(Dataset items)
+++++
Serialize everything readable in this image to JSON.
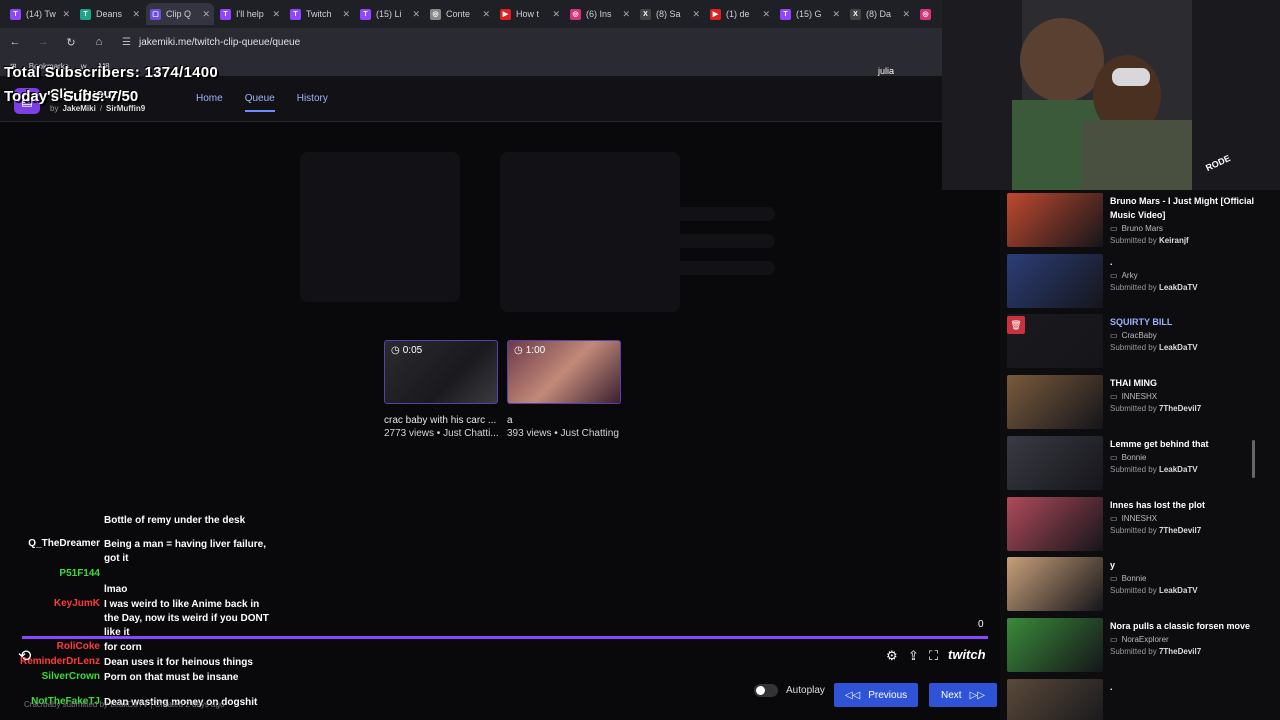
{
  "browser": {
    "tabs": [
      {
        "label": "(14) Tw",
        "color": "#9146ff",
        "glyph": "T"
      },
      {
        "label": "Deans",
        "color": "#1fa58c",
        "glyph": "T"
      },
      {
        "label": "Clip Q",
        "color": "#6f4ce0",
        "glyph": "▢",
        "active": true
      },
      {
        "label": "I'll help",
        "color": "#9146ff",
        "glyph": "T"
      },
      {
        "label": "Twitch",
        "color": "#9146ff",
        "glyph": "T"
      },
      {
        "label": "(15) Li",
        "color": "#9146ff",
        "glyph": "T"
      },
      {
        "label": "Conte",
        "color": "#888888",
        "glyph": "◎"
      },
      {
        "label": "How t",
        "color": "#e02020",
        "glyph": "▶"
      },
      {
        "label": "(6) Ins",
        "color": "#d6337a",
        "glyph": "◎"
      },
      {
        "label": "(8) Sa",
        "color": "#444444",
        "glyph": "X"
      },
      {
        "label": "(1) de",
        "color": "#e02020",
        "glyph": "▶"
      },
      {
        "label": "(15) G",
        "color": "#9146ff",
        "glyph": "T"
      },
      {
        "label": "(8) Da",
        "color": "#444444",
        "glyph": "X"
      },
      {
        "label": "",
        "color": "#d6337a",
        "glyph": "◎"
      }
    ],
    "tab_close": "✕",
    "url": "jakemiki.me/twitch-clip-queue/queue",
    "bookmarks": [
      "Bookmarks",
      "w",
      "M8"
    ]
  },
  "overlay": {
    "total_subs": "Total Subscribers: 1374/1400",
    "today_subs": "Today's Subs: 7/50",
    "name_tag": "julia"
  },
  "site": {
    "brand": "Clip Queue",
    "by_label": "by",
    "author1": "JakeMiki",
    "author2": "SirMuffin9",
    "nav": [
      {
        "label": "Home"
      },
      {
        "label": "Queue",
        "active": true
      },
      {
        "label": "History"
      }
    ]
  },
  "clips": [
    {
      "duration": "0:05",
      "title": "crac baby with his carc ...",
      "meta": "2773 views • Just Chatti..."
    },
    {
      "duration": "1:00",
      "title": "a",
      "meta": "393 views • Just Chatting"
    }
  ],
  "chat": [
    {
      "user": "",
      "msg": "Bottle of remy under the desk",
      "color": "#8a63d2"
    },
    {
      "user": "Q_TheDreamer",
      "msg": "Being a man = having liver failure, got it",
      "color": "#ffffff"
    },
    {
      "user": "P51F144",
      "msg": "",
      "color": "#3bdc3b"
    },
    {
      "user": "",
      "msg": "lmao",
      "color": "#5a5aff"
    },
    {
      "user": "KeyJumK",
      "msg": "I was weird to like Anime back in the Day, now its weird if you DONT like it",
      "color": "#ff3b3b"
    },
    {
      "user": "RoliCoke",
      "msg": "for corn",
      "color": "#ff3b3b"
    },
    {
      "user": "ReminderDrLenz",
      "msg": "Dean uses it for heinous things",
      "color": "#ff3b3b"
    },
    {
      "user": "SilverCrown",
      "msg": "Porn on that must be insane",
      "color": "#3bdc3b"
    },
    {
      "user": "NotTheFakeTJ",
      "msg": "Dean wasting money on dogshit",
      "color": "#3bdc3b"
    }
  ],
  "player": {
    "progress_value": "0",
    "progress_fraction": 1.0,
    "twitch_label": "twitch",
    "autoplay_label": "Autoplay",
    "autoplay_on": false,
    "prev_label": "Previous",
    "next_label": "Next"
  },
  "queue": [
    {
      "title": "Bruno Mars - I Just Might [Official Music Video]",
      "channel": "Bruno Mars",
      "submitted_label": "Submitted by",
      "submitter": "Keiranjf",
      "highlight": false,
      "thumb": "#c0492f"
    },
    {
      "title": ".",
      "channel": "Arky",
      "submitted_label": "Submitted by",
      "submitter": "LeakDaTV",
      "highlight": false,
      "thumb": "#2b3e78"
    },
    {
      "title": "SQUIRTY BILL",
      "channel": "CracBaby",
      "submitted_label": "Submitted by",
      "submitter": "LeakDaTV",
      "highlight": true,
      "thumb": "#1a1a1e"
    },
    {
      "title": "THAI MING",
      "channel": "INNESHX",
      "submitted_label": "Submitted by",
      "submitter": "7TheDevil7",
      "highlight": false,
      "thumb": "#7a5a3c"
    },
    {
      "title": "Lemme get behind that",
      "channel": "Bonnie",
      "submitted_label": "Submitted by",
      "submitter": "LeakDaTV",
      "highlight": false,
      "thumb": "#3a3a44"
    },
    {
      "title": "Innes has lost the plot",
      "channel": "INNESHX",
      "submitted_label": "Submitted by",
      "submitter": "7TheDevil7",
      "highlight": false,
      "thumb": "#b04a5a"
    },
    {
      "title": "y",
      "channel": "Bonnie",
      "submitted_label": "Submitted by",
      "submitter": "LeakDaTV",
      "highlight": false,
      "thumb": "#c8a07a"
    },
    {
      "title": "Nora pulls a classic forsen move",
      "channel": "NoraExplorer",
      "submitted_label": "Submitted by",
      "submitter": "7TheDevil7",
      "highlight": false,
      "thumb": "#3a8a3a"
    },
    {
      "title": ".",
      "channel": "",
      "submitted_label": "",
      "submitter": "",
      "highlight": false,
      "thumb": "#5a4a3a"
    }
  ],
  "webcam": {
    "mic_label": "RODE"
  },
  "footnote": "Crac/baby submitted by LeakDaTV | Created 2 days ago"
}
+++++
PROBLEM DESCRIPTION:
Reproduce all of the material above word for word. Omit the pictures.

EXERCISE ANSWER:
Serialize everything readable in this image to JSON.
{
  "browser": {
    "tabs": [
      {
        "label": "(14) Tw",
        "color": "#9146ff",
        "glyph": "T"
      },
      {
        "label": "Deans",
        "color": "#1fa58c",
        "glyph": "T"
      },
      {
        "label": "Clip Q",
        "color": "#6f4ce0",
        "glyph": "▢",
        "active": true
      },
      {
        "label": "I'll help",
        "color": "#9146ff",
        "glyph": "T"
      },
      {
        "label": "Twitch",
        "color": "#9146ff",
        "glyph": "T"
      },
      {
        "label": "(15) Li",
        "color": "#9146ff",
        "glyph": "T"
      },
      {
        "label": "Conte",
        "color": "#888888",
        "glyph": "◎"
      },
      {
        "label": "How t",
        "color": "#e02020",
        "glyph": "▶"
      },
      {
        "label": "(6) Ins",
        "color": "#d6337a",
        "glyph": "◎"
      },
      {
        "label": "(8) Sa",
        "color": "#444444",
        "glyph": "X"
      },
      {
        "label": "(1) de",
        "color": "#e02020",
        "glyph": "▶"
      },
      {
        "label": "(15) G",
        "color": "#9146ff",
        "glyph": "T"
      },
      {
        "label": "(8) Da",
        "color": "#444444",
        "glyph": "X"
      },
      {
        "label": "",
        "color": "#d6337a",
        "glyph": "◎"
      }
    ],
    "tab_close": "✕",
    "url": "jakemiki.me/twitch-clip-queue/queue",
    "bookmarks": [
      "Bookmarks",
      "w",
      "M8"
    ]
  },
  "overlay": {
    "total_subs": "Total Subscribers: 1374/1400",
    "today_subs": "Today's Subs: 7/50",
    "name_tag": "julia"
  },
  "site": {
    "brand": "Clip Queue",
    "by_label": "by",
    "author1": "JakeMiki",
    "author2": "SirMuffin9",
    "nav": [
      {
        "label": "Home"
      },
      {
        "label": "Queue",
        "active": true
      },
      {
        "label": "History"
      }
    ]
  },
  "clips": [
    {
      "duration": "0:05",
      "title": "crac baby with his carc ...",
      "meta": "2773 views • Just Chatti..."
    },
    {
      "duration": "1:00",
      "title": "a",
      "meta": "393 views • Just Chatting"
    }
  ],
  "chat": [
    {
      "user": "",
      "msg": "Bottle of remy under the desk",
      "color": "#8a63d2"
    },
    {
      "user": "Q_TheDreamer",
      "msg": "Being a man = having liver failure, got it",
      "color": "#ffffff"
    },
    {
      "user": "P51F144",
      "msg": "",
      "color": "#3bdc3b"
    },
    {
      "user": "",
      "msg": "lmao",
      "color": "#5a5aff"
    },
    {
      "user": "KeyJumK",
      "msg": "I was weird to like Anime back in the Day, now its weird if you DONT like it",
      "color": "#ff3b3b"
    },
    {
      "user": "RoliCoke",
      "msg": "for corn",
      "color": "#ff3b3b"
    },
    {
      "user": "ReminderDrLenz",
      "msg": "Dean uses it for heinous things",
      "color": "#ff3b3b"
    },
    {
      "user": "SilverCrown",
      "msg": "Porn on that must be insane",
      "color": "#3bdc3b"
    },
    {
      "user": "NotTheFakeTJ",
      "msg": "Dean wasting money on dogshit",
      "color": "#3bdc3b"
    }
  ],
  "player": {
    "progress_value": "0",
    "progress_fraction": 1.0,
    "twitch_label": "twitch",
    "autoplay_label": "Autoplay",
    "autoplay_on": false,
    "prev_label": "Previous",
    "next_label": "Next"
  },
  "queue": [
    {
      "title": "Bruno Mars - I Just Might [Official Music Video]",
      "channel": "Bruno Mars",
      "submitted_label": "Submitted by",
      "submitter": "Keiranjf",
      "highlight": false,
      "thumb": "#c0492f"
    },
    {
      "title": ".",
      "channel": "Arky",
      "submitted_label": "Submitted by",
      "submitter": "LeakDaTV",
      "highlight": false,
      "thumb": "#2b3e78"
    },
    {
      "title": "SQUIRTY BILL",
      "channel": "CracBaby",
      "submitted_label": "Submitted by",
      "submitter": "LeakDaTV",
      "highlight": true,
      "thumb": "#1a1a1e"
    },
    {
      "title": "THAI MING",
      "channel": "INNESHX",
      "submitted_label": "Submitted by",
      "submitter": "7TheDevil7",
      "highlight": false,
      "thumb": "#7a5a3c"
    },
    {
      "title": "Lemme get behind that",
      "channel": "Bonnie",
      "submitted_label": "Submitted by",
      "submitter": "LeakDaTV",
      "highlight": false,
      "thumb": "#3a3a44"
    },
    {
      "title": "Innes has lost the plot",
      "channel": "INNESHX",
      "submitted_label": "Submitted by",
      "submitter": "7TheDevil7",
      "highlight": false,
      "thumb": "#b04a5a"
    },
    {
      "title": "y",
      "channel": "Bonnie",
      "submitted_label": "Submitted by",
      "submitter": "LeakDaTV",
      "highlight": false,
      "thumb": "#c8a07a"
    },
    {
      "title": "Nora pulls a classic forsen move",
      "channel": "NoraExplorer",
      "submitted_label": "Submitted by",
      "submitter": "7TheDevil7",
      "highlight": false,
      "thumb": "#3a8a3a"
    },
    {
      "title": ".",
      "channel": "",
      "submitted_label": "",
      "submitter": "",
      "highlight": false,
      "thumb": "#5a4a3a"
    }
  ],
  "webcam": {
    "mic_label": "RODE"
  },
  "footnote": "Crac/baby submitted by LeakDaTV | Created 2 days ago"
}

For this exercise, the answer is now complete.